# WHAT TO PRODUCE
Among the lines of the records below, copy those that hold the word "content".

-*-*-

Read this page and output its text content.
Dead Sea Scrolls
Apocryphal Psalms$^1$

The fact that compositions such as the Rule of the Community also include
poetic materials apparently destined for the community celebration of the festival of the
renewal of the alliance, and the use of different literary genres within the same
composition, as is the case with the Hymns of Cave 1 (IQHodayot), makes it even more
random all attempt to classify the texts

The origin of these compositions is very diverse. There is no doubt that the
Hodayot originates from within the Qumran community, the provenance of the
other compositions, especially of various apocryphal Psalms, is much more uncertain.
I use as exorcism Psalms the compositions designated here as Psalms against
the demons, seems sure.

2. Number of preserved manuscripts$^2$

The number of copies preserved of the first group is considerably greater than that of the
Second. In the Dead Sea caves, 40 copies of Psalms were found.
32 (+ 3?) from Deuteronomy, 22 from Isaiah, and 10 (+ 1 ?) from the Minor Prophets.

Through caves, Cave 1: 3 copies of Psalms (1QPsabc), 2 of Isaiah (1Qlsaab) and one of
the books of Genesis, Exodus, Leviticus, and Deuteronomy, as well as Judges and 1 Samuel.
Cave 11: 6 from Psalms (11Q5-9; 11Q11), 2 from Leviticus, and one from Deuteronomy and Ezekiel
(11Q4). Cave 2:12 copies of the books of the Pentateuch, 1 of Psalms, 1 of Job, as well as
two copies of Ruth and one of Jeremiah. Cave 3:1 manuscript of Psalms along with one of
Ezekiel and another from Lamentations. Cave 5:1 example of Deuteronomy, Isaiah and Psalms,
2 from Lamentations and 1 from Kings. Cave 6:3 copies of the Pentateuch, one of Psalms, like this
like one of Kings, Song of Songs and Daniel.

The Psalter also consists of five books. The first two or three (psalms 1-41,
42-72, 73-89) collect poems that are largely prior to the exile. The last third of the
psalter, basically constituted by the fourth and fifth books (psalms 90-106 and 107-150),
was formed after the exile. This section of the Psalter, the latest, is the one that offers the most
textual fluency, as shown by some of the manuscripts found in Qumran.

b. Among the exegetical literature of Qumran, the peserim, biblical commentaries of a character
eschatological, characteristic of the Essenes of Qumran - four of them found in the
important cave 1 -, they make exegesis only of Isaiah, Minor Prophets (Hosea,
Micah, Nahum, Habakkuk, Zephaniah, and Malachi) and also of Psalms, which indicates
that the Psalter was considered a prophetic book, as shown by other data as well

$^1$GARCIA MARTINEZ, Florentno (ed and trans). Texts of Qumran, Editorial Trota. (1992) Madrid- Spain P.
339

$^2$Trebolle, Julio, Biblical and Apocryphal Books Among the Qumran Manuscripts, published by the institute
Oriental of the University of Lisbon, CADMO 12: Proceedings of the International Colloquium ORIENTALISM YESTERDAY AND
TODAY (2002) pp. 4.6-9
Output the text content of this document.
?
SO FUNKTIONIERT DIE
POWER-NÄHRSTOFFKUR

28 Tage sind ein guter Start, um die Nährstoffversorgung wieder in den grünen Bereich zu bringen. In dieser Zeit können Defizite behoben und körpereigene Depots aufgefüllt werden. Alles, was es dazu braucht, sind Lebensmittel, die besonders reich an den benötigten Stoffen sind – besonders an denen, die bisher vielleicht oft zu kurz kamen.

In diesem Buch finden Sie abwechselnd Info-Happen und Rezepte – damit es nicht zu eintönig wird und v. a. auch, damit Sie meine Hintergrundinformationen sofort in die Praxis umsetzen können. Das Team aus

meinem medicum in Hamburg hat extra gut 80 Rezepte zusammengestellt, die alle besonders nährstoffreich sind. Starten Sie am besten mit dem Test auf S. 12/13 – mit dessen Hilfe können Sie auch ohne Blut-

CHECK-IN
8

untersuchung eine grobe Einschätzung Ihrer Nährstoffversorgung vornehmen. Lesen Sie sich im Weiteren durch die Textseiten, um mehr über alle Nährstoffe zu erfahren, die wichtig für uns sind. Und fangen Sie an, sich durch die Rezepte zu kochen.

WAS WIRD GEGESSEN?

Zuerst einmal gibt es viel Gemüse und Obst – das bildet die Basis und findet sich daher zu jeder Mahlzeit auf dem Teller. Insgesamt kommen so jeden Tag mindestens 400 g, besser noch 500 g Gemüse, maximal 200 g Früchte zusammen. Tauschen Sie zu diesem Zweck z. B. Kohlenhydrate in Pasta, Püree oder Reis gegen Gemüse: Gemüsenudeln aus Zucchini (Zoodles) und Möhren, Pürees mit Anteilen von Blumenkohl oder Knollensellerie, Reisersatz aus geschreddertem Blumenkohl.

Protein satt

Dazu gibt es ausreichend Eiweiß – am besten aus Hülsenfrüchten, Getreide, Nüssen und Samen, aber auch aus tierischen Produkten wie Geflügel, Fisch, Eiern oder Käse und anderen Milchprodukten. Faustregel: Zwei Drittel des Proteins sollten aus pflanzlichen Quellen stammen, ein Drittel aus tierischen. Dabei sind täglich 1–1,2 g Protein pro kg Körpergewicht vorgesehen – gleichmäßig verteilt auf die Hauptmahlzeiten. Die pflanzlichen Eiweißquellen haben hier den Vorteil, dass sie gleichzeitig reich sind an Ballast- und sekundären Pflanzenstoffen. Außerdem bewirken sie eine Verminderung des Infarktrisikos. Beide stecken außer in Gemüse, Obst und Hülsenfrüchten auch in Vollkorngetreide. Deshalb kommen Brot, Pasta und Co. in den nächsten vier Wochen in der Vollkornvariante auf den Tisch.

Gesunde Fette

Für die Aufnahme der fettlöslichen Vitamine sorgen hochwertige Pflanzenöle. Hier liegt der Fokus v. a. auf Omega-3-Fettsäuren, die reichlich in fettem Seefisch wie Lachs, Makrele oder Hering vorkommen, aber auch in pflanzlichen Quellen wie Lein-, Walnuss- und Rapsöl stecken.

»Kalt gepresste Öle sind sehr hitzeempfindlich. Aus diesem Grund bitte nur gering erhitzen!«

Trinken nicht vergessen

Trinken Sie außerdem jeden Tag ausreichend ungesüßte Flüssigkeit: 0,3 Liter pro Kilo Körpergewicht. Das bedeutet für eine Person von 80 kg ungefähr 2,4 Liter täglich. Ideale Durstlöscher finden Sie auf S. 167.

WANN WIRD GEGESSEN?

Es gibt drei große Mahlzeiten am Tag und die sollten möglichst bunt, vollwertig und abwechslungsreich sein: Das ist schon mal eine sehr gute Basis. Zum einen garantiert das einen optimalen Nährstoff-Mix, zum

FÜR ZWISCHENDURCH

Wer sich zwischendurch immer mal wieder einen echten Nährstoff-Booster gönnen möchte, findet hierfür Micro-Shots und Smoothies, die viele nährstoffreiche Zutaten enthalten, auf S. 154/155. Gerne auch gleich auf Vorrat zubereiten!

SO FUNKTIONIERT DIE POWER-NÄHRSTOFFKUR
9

-*-*-

# ANSWER FOR THE TASK
Read this page and output its text content.
Output the text content of this document.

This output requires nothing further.